Entries from a visual dataset:

◆ ◆ ◆ ◆ ◆

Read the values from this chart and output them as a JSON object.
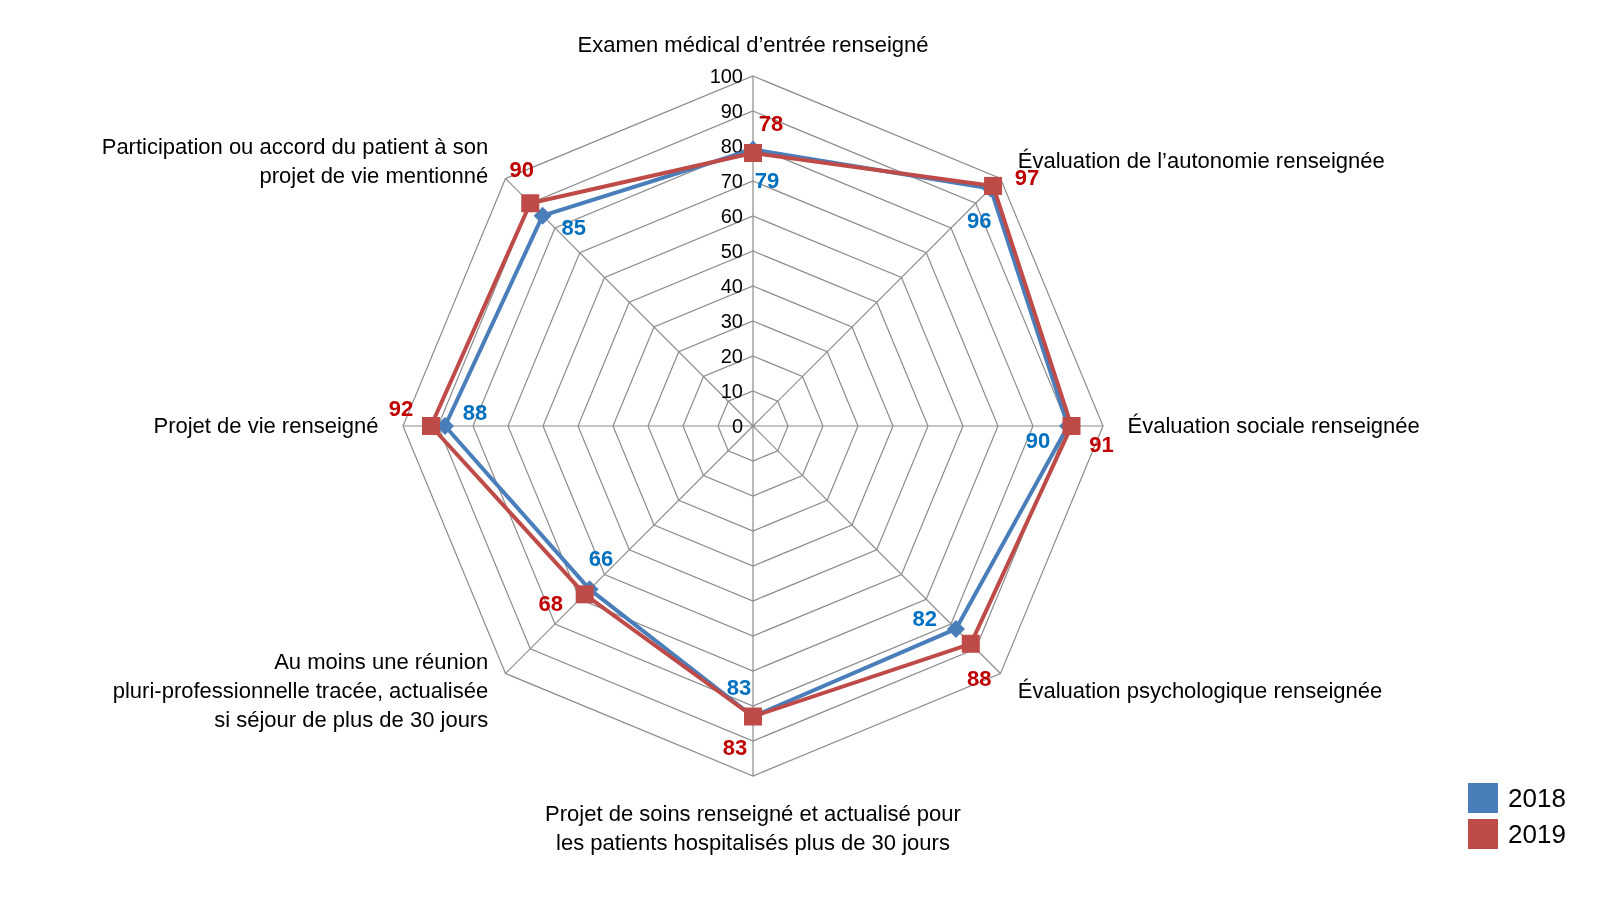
{
  "chart_data": {
    "type": "radar",
    "categories": [
      "Examen médical d’entrée renseigné",
      "Évaluation de l’autonomie renseignée",
      "Évaluation sociale renseignée",
      "Évaluation psychologique renseignée",
      "Projet de soins renseigné et actualisé pour les patients hospitalisés plus de 30 jours",
      "Au moins une réunion pluri-professionnelle tracée, actualisée si séjour de plus de 30 jours",
      "Projet de vie renseigné",
      "Participation ou accord du patient à son projet de vie mentionné"
    ],
    "series": [
      {
        "name": "2018",
        "color": "#4a7ebb",
        "values": [
          79,
          96,
          90,
          82,
          83,
          66,
          88,
          85
        ],
        "marker": "diamond"
      },
      {
        "name": "2019",
        "color": "#be4b48",
        "values": [
          78,
          97,
          91,
          88,
          83,
          68,
          92,
          90
        ],
        "marker": "square"
      }
    ],
    "ylim": [
      0,
      100
    ],
    "yticks": [
      0,
      10,
      20,
      30,
      40,
      50,
      60,
      70,
      80,
      90,
      100
    ],
    "grid": true,
    "legend": "bottom right",
    "data_labels": true
  }
}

◆ ◆ ◆ ◆ ◆

▶ Task item
Exclude all images and retype the data precisely.

▶ Your solution
Read the values from this chart and output them as a JSON object.
{
  "chart_data": {
    "type": "radar",
    "categories": [
      "Examen médical d’entrée renseigné",
      "Évaluation de l’autonomie renseignée",
      "Évaluation sociale renseignée",
      "Évaluation psychologique renseignée",
      "Projet de soins renseigné et actualisé pour les patients hospitalisés plus de 30 jours",
      "Au moins une réunion pluri-professionnelle tracée, actualisée si séjour de plus de 30 jours",
      "Projet de vie renseigné",
      "Participation ou accord du patient à son projet de vie mentionné"
    ],
    "series": [
      {
        "name": "2018",
        "color": "#4a7ebb",
        "values": [
          79,
          96,
          90,
          82,
          83,
          66,
          88,
          85
        ],
        "marker": "diamond"
      },
      {
        "name": "2019",
        "color": "#be4b48",
        "values": [
          78,
          97,
          91,
          88,
          83,
          68,
          92,
          90
        ],
        "marker": "square"
      }
    ],
    "ylim": [
      0,
      100
    ],
    "yticks": [
      0,
      10,
      20,
      30,
      40,
      50,
      60,
      70,
      80,
      90,
      100
    ],
    "grid": true,
    "legend": "bottom right",
    "data_labels": true
  }
}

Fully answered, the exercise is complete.